• TASK 1
Decide whether each statement agrees with the text on Dark Waves. For each, answer yes or no and quote the words from the text that decide it. (a) Adams composed a version of Dark Waves for two pianos. (b) Dark Waves was premiered by the Seattle Symphony. (c) Andrew Clements wrote about Dark Waves for The Daily Telegraph.
• TASK 2
In the text on Dark Waves, which interval does Alex Ross say every instrument plays with in some way?

• EXERCISE TEXT
Music critics like Alex Ross of The New Yorker—and Adams himself—have described Dark Waves as a stylist precursor to the composer's Pulitzer Prize for Music-winning 2013 composition Become Ocean.[3][4] In an interview with BBC Music Magazine, Adams commented on the similarities, saying, "In 2007 I wrote Dark Waves, a 12-minute piece for orchestra. I love it and was really pleased with it but several listeners told me they thought it was too short. But I knew that I had stumbled on something that needed exploring on a larger scale. A year or two later Ludovic Morlot and the Seattle Symphony asked for a piece and we settled on an idea that I described as 'Dark Waves on steroids'. To my surprise and delight they went for it."[5] However, Mike Dunham of Alaska Dispatch News remarked, "It was said that the winning composition, Become Ocean, a 40-minute cosmos of sound for three orchestras, had its genesis with Dark Waves, a short piece premiered by the Anchorage Symphony in 2007. I'm not sure I get a direct connection, but Adams' music may be generally sorted into two categories: the noisy, heavily percussive pieces and the more atmospheric, dreamy and even melodic works. Both Dark Waves and Become Ocean fall into the second group."[6]
Instrumentation
Adams composed two versions of Dark Waves: one for two pianos and another for orchestra. The orchestral version calls for an ensemble comprising two piccolos, two oboes, two clarinets, contrabass clarinet, two bassoons, contrabassoon, two horns, two trumpets, two trombones, bass trombone, tuba, two percussionists, piano, celesta, strings, and electronics.[1]
Reception
The music critic Alex Ross called Dark Waves "one of the most arresting American orchestral compositions of recent years," adding, "it suggests a huge entity, of indeterminate shape, that approaches slowly, exerts apocalyptic force, and then recedes. Every instrument is, in one way or another, playing with the simple interval of the perfect fifth—the basic building block of harmony—but at the climax lines coalesce into roaring dissonances, with all twelve notes of the chromatic scale sounding together."[2] In 2014, Andrew Clements of The Guardian described it as "effectively a dark, compact precursor of the monumental Becoming Ocean [sic], with which Adams won a Pulitzer prize earlier this year." He added, "It's an 11-minute span combining layers of electronic and orchestral sound that move in and out of phase to generate a gigantic climax and then subside, all done with such subtlety and sophistication..."[7] Ivan Hewett of The Daily Telegraph similarly said it "offered a model of how a vastly ambitious expressive intent can be captured exactly, in a form as succinct as a Haydn minuet. It evoked wave motions vaster than any seen on planet Earth, in sounds that seemed to reverberate below and above our hearing."[8]
References
- 1 2 3 Adams, John Luther (2007). "Dark Waves". G. Schirmer Inc. Retrieved July 22, 2017.

• RECORD EXTRACTS
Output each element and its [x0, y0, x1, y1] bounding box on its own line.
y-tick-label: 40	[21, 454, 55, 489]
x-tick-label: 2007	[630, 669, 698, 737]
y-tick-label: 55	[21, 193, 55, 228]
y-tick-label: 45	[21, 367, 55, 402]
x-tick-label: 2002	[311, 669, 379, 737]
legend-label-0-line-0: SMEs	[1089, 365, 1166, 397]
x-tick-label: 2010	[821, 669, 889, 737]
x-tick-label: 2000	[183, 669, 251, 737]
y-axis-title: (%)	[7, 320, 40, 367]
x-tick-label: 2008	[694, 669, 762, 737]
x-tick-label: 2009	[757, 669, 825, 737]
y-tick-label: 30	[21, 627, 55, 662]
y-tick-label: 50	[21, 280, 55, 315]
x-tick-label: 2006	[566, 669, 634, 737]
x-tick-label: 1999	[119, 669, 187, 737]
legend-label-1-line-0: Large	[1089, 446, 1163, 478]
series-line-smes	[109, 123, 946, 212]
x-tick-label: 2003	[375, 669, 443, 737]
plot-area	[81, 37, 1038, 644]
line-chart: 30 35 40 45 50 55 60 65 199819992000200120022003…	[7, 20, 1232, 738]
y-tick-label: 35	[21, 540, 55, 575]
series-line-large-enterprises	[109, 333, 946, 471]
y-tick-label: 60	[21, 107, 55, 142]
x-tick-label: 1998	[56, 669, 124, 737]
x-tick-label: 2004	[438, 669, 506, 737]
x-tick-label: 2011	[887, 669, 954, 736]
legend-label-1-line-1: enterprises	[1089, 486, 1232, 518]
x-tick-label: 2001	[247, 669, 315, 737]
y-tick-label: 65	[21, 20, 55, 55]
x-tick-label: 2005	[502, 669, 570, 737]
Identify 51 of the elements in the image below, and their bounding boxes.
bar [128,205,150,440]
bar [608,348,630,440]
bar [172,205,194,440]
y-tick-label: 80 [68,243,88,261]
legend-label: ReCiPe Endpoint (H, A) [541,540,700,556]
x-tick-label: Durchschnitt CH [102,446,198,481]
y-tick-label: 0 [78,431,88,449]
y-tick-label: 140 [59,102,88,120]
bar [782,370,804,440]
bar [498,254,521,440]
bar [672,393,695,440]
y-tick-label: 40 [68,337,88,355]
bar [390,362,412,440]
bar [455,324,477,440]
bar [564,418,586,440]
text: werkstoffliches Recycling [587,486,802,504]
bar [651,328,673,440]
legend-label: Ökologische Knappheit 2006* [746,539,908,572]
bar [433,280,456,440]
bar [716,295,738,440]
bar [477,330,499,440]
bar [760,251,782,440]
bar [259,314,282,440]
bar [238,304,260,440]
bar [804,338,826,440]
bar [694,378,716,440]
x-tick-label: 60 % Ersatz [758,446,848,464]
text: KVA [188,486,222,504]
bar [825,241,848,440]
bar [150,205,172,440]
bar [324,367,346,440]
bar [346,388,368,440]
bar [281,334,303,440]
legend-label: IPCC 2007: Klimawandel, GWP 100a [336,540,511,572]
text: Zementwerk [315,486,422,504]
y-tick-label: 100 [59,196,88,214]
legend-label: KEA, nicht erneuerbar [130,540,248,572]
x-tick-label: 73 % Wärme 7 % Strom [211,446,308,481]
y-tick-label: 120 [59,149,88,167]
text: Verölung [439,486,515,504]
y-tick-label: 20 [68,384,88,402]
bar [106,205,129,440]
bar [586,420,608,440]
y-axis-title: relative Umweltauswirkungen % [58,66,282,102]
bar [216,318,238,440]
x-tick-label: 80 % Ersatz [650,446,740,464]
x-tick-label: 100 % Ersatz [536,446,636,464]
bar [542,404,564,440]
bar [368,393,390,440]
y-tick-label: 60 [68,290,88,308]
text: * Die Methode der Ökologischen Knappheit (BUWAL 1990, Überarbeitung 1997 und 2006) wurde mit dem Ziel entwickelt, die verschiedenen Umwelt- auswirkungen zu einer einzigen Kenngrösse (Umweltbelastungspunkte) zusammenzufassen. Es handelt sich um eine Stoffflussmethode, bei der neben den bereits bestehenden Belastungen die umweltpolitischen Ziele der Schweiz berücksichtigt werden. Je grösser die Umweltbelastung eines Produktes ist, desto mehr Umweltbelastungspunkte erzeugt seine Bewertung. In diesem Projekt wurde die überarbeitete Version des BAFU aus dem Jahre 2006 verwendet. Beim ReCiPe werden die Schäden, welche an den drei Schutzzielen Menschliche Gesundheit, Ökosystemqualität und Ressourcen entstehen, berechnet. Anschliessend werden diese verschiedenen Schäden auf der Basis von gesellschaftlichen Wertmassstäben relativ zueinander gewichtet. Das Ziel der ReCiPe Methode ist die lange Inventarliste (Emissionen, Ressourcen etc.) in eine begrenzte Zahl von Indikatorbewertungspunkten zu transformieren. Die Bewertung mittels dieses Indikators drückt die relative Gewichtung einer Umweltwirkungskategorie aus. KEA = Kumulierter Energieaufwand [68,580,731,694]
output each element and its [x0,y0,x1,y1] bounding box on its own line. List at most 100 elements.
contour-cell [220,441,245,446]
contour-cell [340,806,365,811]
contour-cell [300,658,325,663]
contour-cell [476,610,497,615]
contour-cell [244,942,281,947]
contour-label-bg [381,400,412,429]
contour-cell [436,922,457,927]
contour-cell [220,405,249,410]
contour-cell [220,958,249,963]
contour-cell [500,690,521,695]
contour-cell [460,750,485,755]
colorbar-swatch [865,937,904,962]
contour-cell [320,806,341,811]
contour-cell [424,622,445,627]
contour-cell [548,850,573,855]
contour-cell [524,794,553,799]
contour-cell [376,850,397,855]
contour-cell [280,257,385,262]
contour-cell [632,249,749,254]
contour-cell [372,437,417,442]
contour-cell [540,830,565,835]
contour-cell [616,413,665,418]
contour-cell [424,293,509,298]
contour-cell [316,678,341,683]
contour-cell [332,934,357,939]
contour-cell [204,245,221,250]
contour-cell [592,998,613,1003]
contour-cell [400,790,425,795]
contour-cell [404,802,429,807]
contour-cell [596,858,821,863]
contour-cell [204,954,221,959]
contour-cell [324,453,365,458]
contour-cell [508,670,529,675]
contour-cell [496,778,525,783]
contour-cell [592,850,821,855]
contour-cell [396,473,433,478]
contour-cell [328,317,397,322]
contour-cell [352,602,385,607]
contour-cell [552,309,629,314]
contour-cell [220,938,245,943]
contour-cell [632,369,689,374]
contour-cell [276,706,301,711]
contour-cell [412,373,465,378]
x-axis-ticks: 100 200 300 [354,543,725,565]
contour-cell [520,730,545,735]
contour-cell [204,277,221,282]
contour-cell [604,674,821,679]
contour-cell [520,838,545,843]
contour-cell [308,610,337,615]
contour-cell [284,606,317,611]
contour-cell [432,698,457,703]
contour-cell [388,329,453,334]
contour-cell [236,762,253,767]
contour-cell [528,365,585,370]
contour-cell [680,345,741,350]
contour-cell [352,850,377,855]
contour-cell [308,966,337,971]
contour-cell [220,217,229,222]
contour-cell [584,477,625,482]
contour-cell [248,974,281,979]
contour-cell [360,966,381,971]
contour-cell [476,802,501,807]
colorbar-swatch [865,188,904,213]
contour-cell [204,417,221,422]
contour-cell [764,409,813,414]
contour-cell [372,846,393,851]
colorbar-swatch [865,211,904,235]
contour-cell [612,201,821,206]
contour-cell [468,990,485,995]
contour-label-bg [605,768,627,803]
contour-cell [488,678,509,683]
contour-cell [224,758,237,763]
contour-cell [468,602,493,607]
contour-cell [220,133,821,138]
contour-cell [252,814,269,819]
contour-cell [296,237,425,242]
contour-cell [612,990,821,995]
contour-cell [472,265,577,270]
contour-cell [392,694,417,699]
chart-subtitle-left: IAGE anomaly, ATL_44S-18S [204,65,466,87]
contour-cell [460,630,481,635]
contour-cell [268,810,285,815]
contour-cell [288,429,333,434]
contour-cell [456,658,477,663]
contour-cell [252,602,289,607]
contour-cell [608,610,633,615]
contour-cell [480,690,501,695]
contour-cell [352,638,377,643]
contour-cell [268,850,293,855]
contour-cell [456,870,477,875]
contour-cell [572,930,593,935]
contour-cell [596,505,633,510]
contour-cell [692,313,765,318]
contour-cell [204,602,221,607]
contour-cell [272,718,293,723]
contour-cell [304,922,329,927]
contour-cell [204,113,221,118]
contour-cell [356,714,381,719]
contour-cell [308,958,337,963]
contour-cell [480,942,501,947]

• RESPONSE BOX 1
(a) Yes: "one for two pianos and another for orchestra"
(b) No: "a short piece premiered by the Anchorage Symphony in 2007"
(c) No: "Andrew Clements of The Guardian"

• RESPONSE BOX 2
The perfect fifth.